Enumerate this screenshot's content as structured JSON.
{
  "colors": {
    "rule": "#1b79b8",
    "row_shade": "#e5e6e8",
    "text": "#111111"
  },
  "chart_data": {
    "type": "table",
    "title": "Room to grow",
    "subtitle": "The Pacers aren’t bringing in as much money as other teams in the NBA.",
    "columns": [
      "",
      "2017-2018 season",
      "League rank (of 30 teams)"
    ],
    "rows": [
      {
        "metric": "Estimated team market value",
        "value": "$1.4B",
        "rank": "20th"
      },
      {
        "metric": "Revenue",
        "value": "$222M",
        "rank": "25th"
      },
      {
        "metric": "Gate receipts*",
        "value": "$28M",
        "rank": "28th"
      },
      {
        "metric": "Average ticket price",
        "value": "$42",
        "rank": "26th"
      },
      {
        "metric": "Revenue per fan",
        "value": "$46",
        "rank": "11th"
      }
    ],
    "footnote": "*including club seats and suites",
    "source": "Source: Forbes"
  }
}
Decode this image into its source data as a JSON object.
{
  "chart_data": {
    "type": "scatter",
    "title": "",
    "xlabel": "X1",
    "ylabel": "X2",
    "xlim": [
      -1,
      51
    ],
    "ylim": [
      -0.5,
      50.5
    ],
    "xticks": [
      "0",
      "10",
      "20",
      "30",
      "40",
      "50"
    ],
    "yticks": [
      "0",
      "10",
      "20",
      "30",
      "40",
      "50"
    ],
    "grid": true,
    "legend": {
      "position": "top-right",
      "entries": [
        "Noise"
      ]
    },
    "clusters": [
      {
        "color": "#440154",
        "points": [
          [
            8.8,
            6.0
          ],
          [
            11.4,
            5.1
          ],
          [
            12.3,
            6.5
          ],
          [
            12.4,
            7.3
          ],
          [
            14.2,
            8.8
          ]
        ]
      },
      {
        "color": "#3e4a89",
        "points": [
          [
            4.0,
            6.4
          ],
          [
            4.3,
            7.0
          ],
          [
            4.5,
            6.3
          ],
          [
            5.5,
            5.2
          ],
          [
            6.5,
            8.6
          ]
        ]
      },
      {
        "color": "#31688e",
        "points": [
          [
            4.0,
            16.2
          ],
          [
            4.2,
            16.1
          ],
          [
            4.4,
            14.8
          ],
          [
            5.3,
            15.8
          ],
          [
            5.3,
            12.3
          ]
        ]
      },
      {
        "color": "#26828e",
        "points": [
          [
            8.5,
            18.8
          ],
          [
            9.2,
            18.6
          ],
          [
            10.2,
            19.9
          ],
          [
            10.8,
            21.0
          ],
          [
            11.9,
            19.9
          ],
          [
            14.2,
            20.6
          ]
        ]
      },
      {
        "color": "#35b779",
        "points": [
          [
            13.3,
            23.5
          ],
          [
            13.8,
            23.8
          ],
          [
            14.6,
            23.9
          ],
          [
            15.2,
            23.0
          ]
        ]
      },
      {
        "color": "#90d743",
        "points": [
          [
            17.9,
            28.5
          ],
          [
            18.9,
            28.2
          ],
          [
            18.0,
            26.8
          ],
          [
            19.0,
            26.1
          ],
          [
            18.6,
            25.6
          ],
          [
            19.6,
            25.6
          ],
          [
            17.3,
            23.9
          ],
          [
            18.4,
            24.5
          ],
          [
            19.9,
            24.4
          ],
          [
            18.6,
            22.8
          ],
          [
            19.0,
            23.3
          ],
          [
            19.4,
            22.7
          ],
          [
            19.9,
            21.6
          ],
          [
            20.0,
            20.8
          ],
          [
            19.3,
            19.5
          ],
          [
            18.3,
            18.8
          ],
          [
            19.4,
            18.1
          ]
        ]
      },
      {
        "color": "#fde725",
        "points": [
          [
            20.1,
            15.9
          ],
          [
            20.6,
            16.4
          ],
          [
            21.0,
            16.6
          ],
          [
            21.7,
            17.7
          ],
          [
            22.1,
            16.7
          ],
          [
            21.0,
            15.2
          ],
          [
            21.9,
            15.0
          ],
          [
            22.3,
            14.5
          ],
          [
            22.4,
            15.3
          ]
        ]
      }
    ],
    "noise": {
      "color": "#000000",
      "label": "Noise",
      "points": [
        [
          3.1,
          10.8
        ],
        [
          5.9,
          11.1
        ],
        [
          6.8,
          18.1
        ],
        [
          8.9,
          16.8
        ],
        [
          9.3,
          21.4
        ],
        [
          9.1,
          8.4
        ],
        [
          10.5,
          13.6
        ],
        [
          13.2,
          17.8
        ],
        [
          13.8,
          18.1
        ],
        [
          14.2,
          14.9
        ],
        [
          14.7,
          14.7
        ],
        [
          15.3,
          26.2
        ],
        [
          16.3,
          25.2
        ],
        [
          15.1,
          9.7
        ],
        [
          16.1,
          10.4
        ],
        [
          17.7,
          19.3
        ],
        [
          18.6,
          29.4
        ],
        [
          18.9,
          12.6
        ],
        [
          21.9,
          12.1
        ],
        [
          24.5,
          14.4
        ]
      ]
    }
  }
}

__What is expected__.
Provide all the records again, word for word.

__The output__.
Enumerate this screenshot's content as structured JSON.
{
  "colors": {
    "rule": "#1b79b8",
    "row_shade": "#e5e6e8",
    "text": "#111111"
  },
  "chart_data": {
    "type": "table",
    "title": "Room to grow",
    "subtitle": "The Pacers aren’t bringing in as much money as other teams in the NBA.",
    "columns": [
      "",
      "2017-2018 season",
      "League rank (of 30 teams)"
    ],
    "rows": [
      {
        "metric": "Estimated team market value",
        "value": "$1.4B",
        "rank": "20th"
      },
      {
        "metric": "Revenue",
        "value": "$222M",
        "rank": "25th"
      },
      {
        "metric": "Gate receipts*",
        "value": "$28M",
        "rank": "28th"
      },
      {
        "metric": "Average ticket price",
        "value": "$42",
        "rank": "26th"
      },
      {
        "metric": "Revenue per fan",
        "value": "$46",
        "rank": "11th"
      }
    ],
    "footnote": "*including club seats and suites",
    "source": "Source: Forbes"
  }
}
Decode this image into its source data as a JSON object.
{
  "chart_data": {
    "type": "scatter",
    "title": "",
    "xlabel": "X1",
    "ylabel": "X2",
    "xlim": [
      -1,
      51
    ],
    "ylim": [
      -0.5,
      50.5
    ],
    "xticks": [
      "0",
      "10",
      "20",
      "30",
      "40",
      "50"
    ],
    "yticks": [
      "0",
      "10",
      "20",
      "30",
      "40",
      "50"
    ],
    "grid": true,
    "legend": {
      "position": "top-right",
      "entries": [
        "Noise"
      ]
    },
    "clusters": [
      {
        "color": "#440154",
        "points": [
          [
            8.8,
            6.0
          ],
          [
            11.4,
            5.1
          ],
          [
            12.3,
            6.5
          ],
          [
            12.4,
            7.3
          ],
          [
            14.2,
            8.8
          ]
        ]
      },
      {
        "color": "#3e4a89",
        "points": [
          [
            4.0,
            6.4
          ],
          [
            4.3,
            7.0
          ],
          [
            4.5,
            6.3
          ],
          [
            5.5,
            5.2
          ],
          [
            6.5,
            8.6
          ]
        ]
      },
      {
        "color": "#31688e",
        "points": [
          [
            4.0,
            16.2
          ],
          [
            4.2,
            16.1
          ],
          [
            4.4,
            14.8
          ],
          [
            5.3,
            15.8
          ],
          [
            5.3,
            12.3
          ]
        ]
      },
      {
        "color": "#26828e",
        "points": [
          [
            8.5,
            18.8
          ],
          [
            9.2,
            18.6
          ],
          [
            10.2,
            19.9
          ],
          [
            10.8,
            21.0
          ],
          [
            11.9,
            19.9
          ],
          [
            14.2,
            20.6
          ]
        ]
      },
      {
        "color": "#35b779",
        "points": [
          [
            13.3,
            23.5
          ],
          [
            13.8,
            23.8
          ],
          [
            14.6,
            23.9
          ],
          [
            15.2,
            23.0
          ]
        ]
      },
      {
        "color": "#90d743",
        "points": [
          [
            17.9,
            28.5
          ],
          [
            18.9,
            28.2
          ],
          [
            18.0,
            26.8
          ],
          [
            19.0,
            26.1
          ],
          [
            18.6,
            25.6
          ],
          [
            19.6,
            25.6
          ],
          [
            17.3,
            23.9
          ],
          [
            18.4,
            24.5
          ],
          [
            19.9,
            24.4
          ],
          [
            18.6,
            22.8
          ],
          [
            19.0,
            23.3
          ],
          [
            19.4,
            22.7
          ],
          [
            19.9,
            21.6
          ],
          [
            20.0,
            20.8
          ],
          [
            19.3,
            19.5
          ],
          [
            18.3,
            18.8
          ],
          [
            19.4,
            18.1
          ]
        ]
      },
      {
        "color": "#fde725",
        "points": [
          [
            20.1,
            15.9
          ],
          [
            20.6,
            16.4
          ],
          [
            21.0,
            16.6
          ],
          [
            21.7,
            17.7
          ],
          [
            22.1,
            16.7
          ],
          [
            21.0,
            15.2
          ],
          [
            21.9,
            15.0
          ],
          [
            22.3,
            14.5
          ],
          [
            22.4,
            15.3
          ]
        ]
      }
    ],
    "noise": {
      "color": "#000000",
      "label": "Noise",
      "points": [
        [
          3.1,
          10.8
        ],
        [
          5.9,
          11.1
        ],
        [
          6.8,
          18.1
        ],
        [
          8.9,
          16.8
        ],
        [
          9.3,
          21.4
        ],
        [
          9.1,
          8.4
        ],
        [
          10.5,
          13.6
        ],
        [
          13.2,
          17.8
        ],
        [
          13.8,
          18.1
        ],
        [
          14.2,
          14.9
        ],
        [
          14.7,
          14.7
        ],
        [
          15.3,
          26.2
        ],
        [
          16.3,
          25.2
        ],
        [
          15.1,
          9.7
        ],
        [
          16.1,
          10.4
        ],
        [
          17.7,
          19.3
        ],
        [
          18.6,
          29.4
        ],
        [
          18.9,
          12.6
        ],
        [
          21.9,
          12.1
        ],
        [
          24.5,
          14.4
        ]
      ]
    }
  }
}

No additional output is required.